### TASK PROMPT
Images excluded, repeat each entry below exactly.

Start of TASK INPUT

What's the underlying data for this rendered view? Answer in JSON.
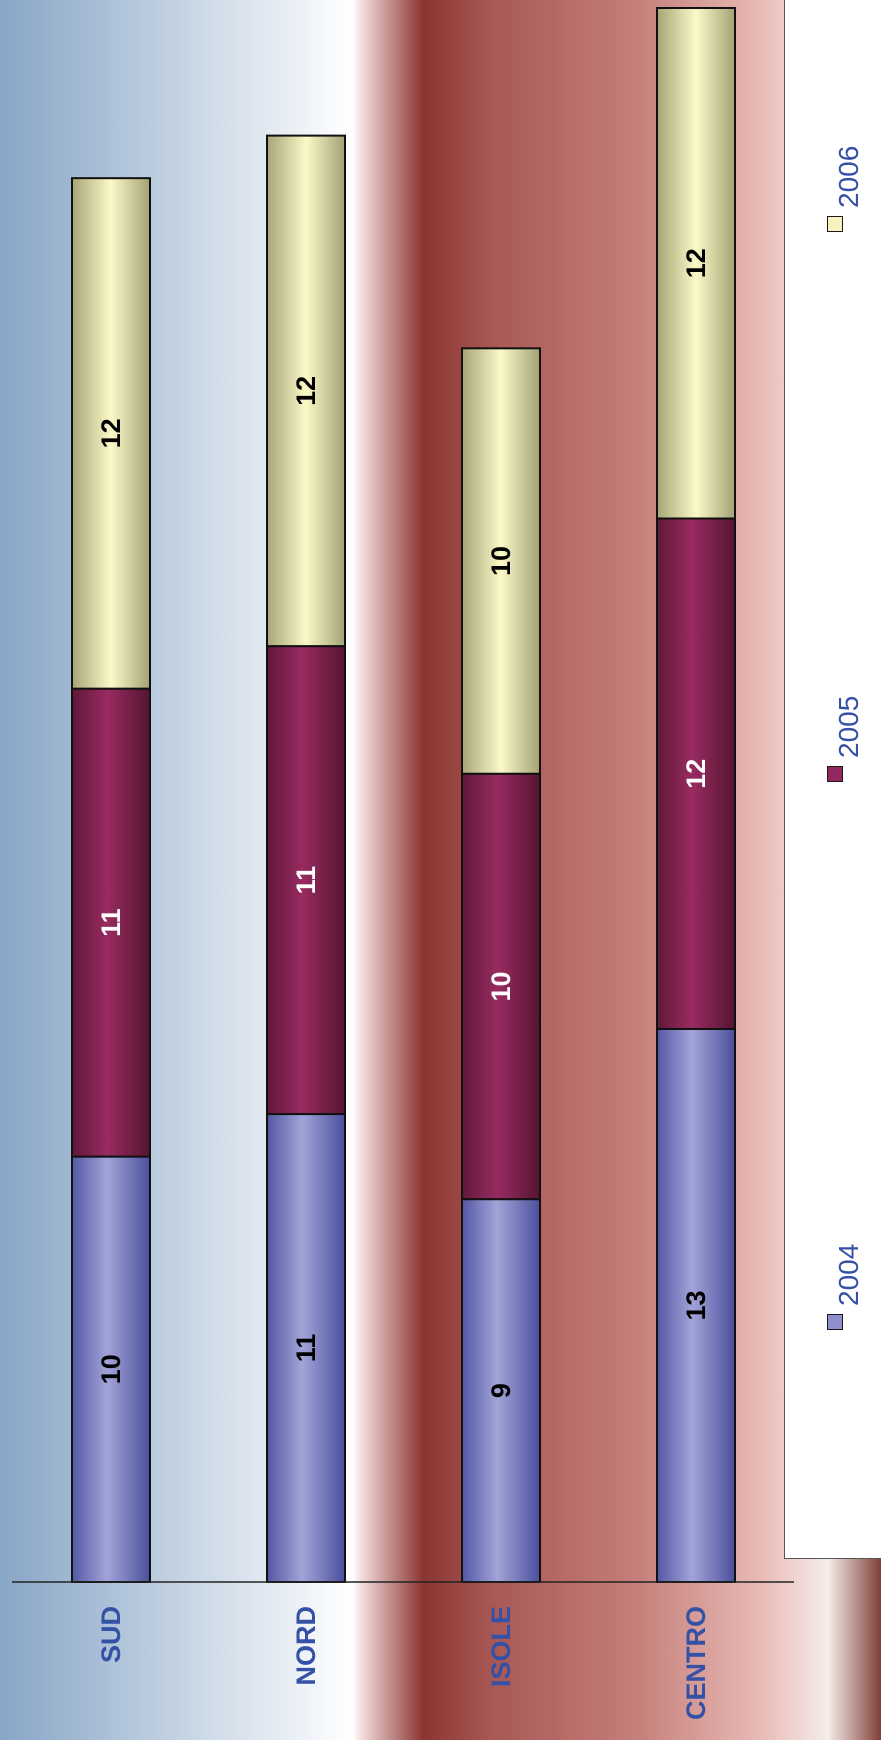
{
  "chart_data": {
    "type": "bar",
    "stacked": true,
    "orientation": "rotated-vertical",
    "categories": [
      "SUD",
      "NORD",
      "ISOLE",
      "CENTRO"
    ],
    "series": [
      {
        "name": "2004",
        "values": [
          10,
          11,
          9,
          13
        ],
        "color": "#8e8fcb"
      },
      {
        "name": "2005",
        "values": [
          11,
          11,
          10,
          12
        ],
        "color": "#93285e"
      },
      {
        "name": "2006",
        "values": [
          12,
          12,
          10,
          12
        ],
        "color": "#f6f3bf"
      }
    ],
    "label_colors": {
      "2004": "#000000",
      "2005": "#ffffff",
      "2006": "#000000"
    },
    "category_label_color": "#3451a6",
    "ylim": [
      0,
      37
    ],
    "grid": false,
    "legend_position": "right"
  },
  "legend": [
    {
      "label": "2004",
      "color": "#8e8fcb"
    },
    {
      "label": "2005",
      "color": "#93285e"
    },
    {
      "label": "2006",
      "color": "#f6f3bf"
    }
  ]
}
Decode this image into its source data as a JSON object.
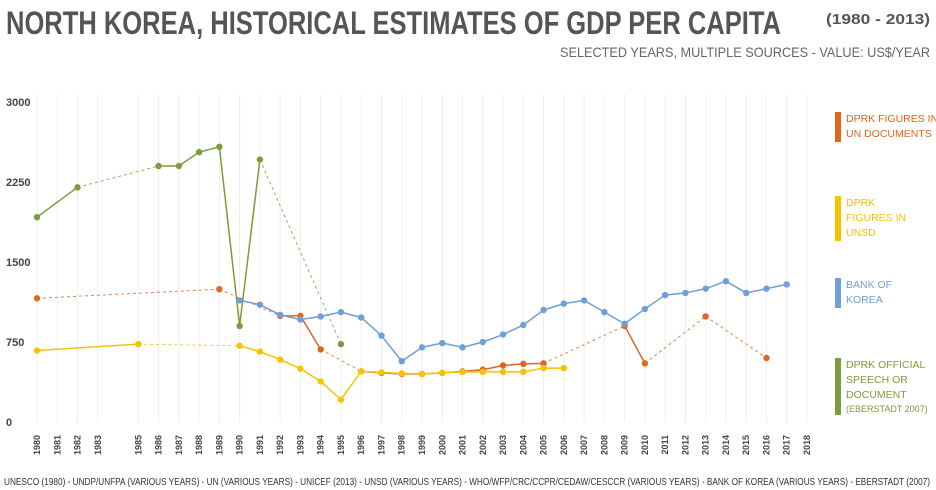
{
  "chart_data": {
    "type": "line",
    "title": "NORTH KOREA, HISTORICAL ESTIMATES OF GDP PER CAPITA",
    "title_note": "(1980 - 2013)",
    "subtitle": "SELECTED YEARS, MULTIPLE SOURCES  -  VALUE: US$/YEAR",
    "sources": "UNESCO (1980) - UNDP/UNFPA (VARIOUS YEARS) - UN (VARIOUS YEARS) - UNICEF (2013) - UNSD (VARIOUS YEARS) - WHO/WFP/CRC/CCPR/CEDAW/CESCCR (VARIOUS YEARS) - BANK OF KOREA (VARIOUS YEARS) - EBERSTADT (2007)",
    "xlim": [
      1980,
      2018
    ],
    "xticks": [
      1980,
      1981,
      1982,
      1983,
      1985,
      1986,
      1987,
      1988,
      1989,
      1990,
      1991,
      1992,
      1993,
      1994,
      1995,
      1996,
      1997,
      1998,
      1999,
      2000,
      2001,
      2002,
      2003,
      2004,
      2005,
      2006,
      2007,
      2008,
      2009,
      2010,
      2011,
      2012,
      2013,
      2014,
      2015,
      2016,
      2017,
      2018
    ],
    "ylim": [
      0,
      3000
    ],
    "yticks": [
      0,
      750,
      1500,
      2250,
      3000
    ],
    "grid": true,
    "series": [
      {
        "name": "DPRK FIGURES IN UN DOCUMENTS",
        "color": "#e0661b",
        "x": [
          1980,
          1985,
          1989,
          1990,
          1992,
          1993,
          1994,
          1995,
          1996,
          1997,
          1998,
          1999,
          2000,
          2001,
          2002,
          2003,
          2004,
          2005,
          2007,
          2009,
          2010,
          2011,
          2013,
          2014,
          2016
        ],
        "values": [
          1160,
          null,
          1245,
          null,
          995,
          995,
          680,
          null,
          475,
          460,
          450,
          450,
          460,
          475,
          490,
          530,
          545,
          550,
          null,
          900,
          550,
          null,
          990,
          null,
          600
        ]
      },
      {
        "name": "DPRK FIGURES IN UNSD",
        "color": "#f7c200",
        "x": [
          1980,
          1985,
          1987,
          1990,
          1991,
          1992,
          1993,
          1994,
          1995,
          1996,
          1997,
          1998,
          1999,
          2000,
          2001,
          2002,
          2003,
          2004,
          2005,
          2006
        ],
        "values": [
          670,
          730,
          null,
          715,
          660,
          585,
          500,
          380,
          210,
          475,
          465,
          455,
          450,
          460,
          470,
          470,
          470,
          470,
          505,
          505
        ]
      },
      {
        "name": "BANK OF KOREA",
        "color": "#6f9fd8",
        "x": [
          1990,
          1991,
          1992,
          1993,
          1994,
          1995,
          1996,
          1997,
          1998,
          1999,
          2000,
          2001,
          2002,
          2003,
          2004,
          2005,
          2006,
          2007,
          2008,
          2009,
          2010,
          2011,
          2012,
          2013,
          2014,
          2015,
          2016,
          2017
        ],
        "values": [
          1140,
          1100,
          1005,
          960,
          990,
          1030,
          980,
          810,
          570,
          700,
          740,
          700,
          750,
          820,
          910,
          1050,
          1110,
          1140,
          1030,
          920,
          1060,
          1190,
          1210,
          1250,
          1320,
          1210,
          1250,
          1290
        ]
      },
      {
        "name": "DPRK OFFICIAL SPEECH OR DOCUMENT",
        "source": "(EBERSTADT 2007)",
        "color": "#7d9c3d",
        "x": [
          1980,
          1982,
          1984,
          1986,
          1987,
          1988,
          1989,
          1990,
          1991,
          1993,
          1995
        ],
        "values": [
          1920,
          2200,
          null,
          2400,
          2400,
          2530,
          2580,
          900,
          2460,
          null,
          730
        ]
      }
    ]
  }
}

End of TASK INPUT

### RESPONSE TO THE EXERCISE
What's the underlying data for this rendered view? Answer in JSON.
{
  "chart_data": {
    "type": "bar",
    "stacked": true,
    "orientation": "rotated-vertical",
    "categories": [
      "SUD",
      "NORD",
      "ISOLE",
      "CENTRO"
    ],
    "series": [
      {
        "name": "2004",
        "values": [
          10,
          11,
          9,
          13
        ],
        "color": "#8e8fcb"
      },
      {
        "name": "2005",
        "values": [
          11,
          11,
          10,
          12
        ],
        "color": "#93285e"
      },
      {
        "name": "2006",
        "values": [
          12,
          12,
          10,
          12
        ],
        "color": "#f6f3bf"
      }
    ],
    "label_colors": {
      "2004": "#000000",
      "2005": "#ffffff",
      "2006": "#000000"
    },
    "category_label_color": "#3451a6",
    "ylim": [
      0,
      37
    ],
    "grid": false,
    "legend_position": "right"
  },
  "legend": [
    {
      "label": "2004",
      "color": "#8e8fcb"
    },
    {
      "label": "2005",
      "color": "#93285e"
    },
    {
      "label": "2006",
      "color": "#f6f3bf"
    }
  ]
}
Decode this image into its source data as a JSON object.
{
  "chart_data": {
    "type": "line",
    "title": "NORTH KOREA, HISTORICAL ESTIMATES OF GDP PER CAPITA",
    "title_note": "(1980 - 2013)",
    "subtitle": "SELECTED YEARS, MULTIPLE SOURCES  -  VALUE: US$/YEAR",
    "sources": "UNESCO (1980) - UNDP/UNFPA (VARIOUS YEARS) - UN (VARIOUS YEARS) - UNICEF (2013) - UNSD (VARIOUS YEARS) - WHO/WFP/CRC/CCPR/CEDAW/CESCCR (VARIOUS YEARS) - BANK OF KOREA (VARIOUS YEARS) - EBERSTADT (2007)",
    "xlim": [
      1980,
      2018
    ],
    "xticks": [
      1980,
      1981,
      1982,
      1983,
      1985,
      1986,
      1987,
      1988,
      1989,
      1990,
      1991,
      1992,
      1993,
      1994,
      1995,
      1996,
      1997,
      1998,
      1999,
      2000,
      2001,
      2002,
      2003,
      2004,
      2005,
      2006,
      2007,
      2008,
      2009,
      2010,
      2011,
      2012,
      2013,
      2014,
      2015,
      2016,
      2017,
      2018
    ],
    "ylim": [
      0,
      3000
    ],
    "yticks": [
      0,
      750,
      1500,
      2250,
      3000
    ],
    "grid": true,
    "series": [
      {
        "name": "DPRK FIGURES IN UN DOCUMENTS",
        "color": "#e0661b",
        "x": [
          1980,
          1985,
          1989,
          1990,
          1992,
          1993,
          1994,
          1995,
          1996,
          1997,
          1998,
          1999,
          2000,
          2001,
          2002,
          2003,
          2004,
          2005,
          2007,
          2009,
          2010,
          2011,
          2013,
          2014,
          2016
        ],
        "values": [
          1160,
          null,
          1245,
          null,
          995,
          995,
          680,
          null,
          475,
          460,
          450,
          450,
          460,
          475,
          490,
          530,
          545,
          550,
          null,
          900,
          550,
          null,
          990,
          null,
          600
        ]
      },
      {
        "name": "DPRK FIGURES IN UNSD",
        "color": "#f7c200",
        "x": [
          1980,
          1985,
          1987,
          1990,
          1991,
          1992,
          1993,
          1994,
          1995,
          1996,
          1997,
          1998,
          1999,
          2000,
          2001,
          2002,
          2003,
          2004,
          2005,
          2006
        ],
        "values": [
          670,
          730,
          null,
          715,
          660,
          585,
          500,
          380,
          210,
          475,
          465,
          455,
          450,
          460,
          470,
          470,
          470,
          470,
          505,
          505
        ]
      },
      {
        "name": "BANK OF KOREA",
        "color": "#6f9fd8",
        "x": [
          1990,
          1991,
          1992,
          1993,
          1994,
          1995,
          1996,
          1997,
          1998,
          1999,
          2000,
          2001,
          2002,
          2003,
          2004,
          2005,
          2006,
          2007,
          2008,
          2009,
          2010,
          2011,
          2012,
          2013,
          2014,
          2015,
          2016,
          2017
        ],
        "values": [
          1140,
          1100,
          1005,
          960,
          990,
          1030,
          980,
          810,
          570,
          700,
          740,
          700,
          750,
          820,
          910,
          1050,
          1110,
          1140,
          1030,
          920,
          1060,
          1190,
          1210,
          1250,
          1320,
          1210,
          1250,
          1290
        ]
      },
      {
        "name": "DPRK OFFICIAL SPEECH OR DOCUMENT",
        "source": "(EBERSTADT 2007)",
        "color": "#7d9c3d",
        "x": [
          1980,
          1982,
          1984,
          1986,
          1987,
          1988,
          1989,
          1990,
          1991,
          1993,
          1995
        ],
        "values": [
          1920,
          2200,
          null,
          2400,
          2400,
          2530,
          2580,
          900,
          2460,
          null,
          730
        ]
      }
    ]
  }
}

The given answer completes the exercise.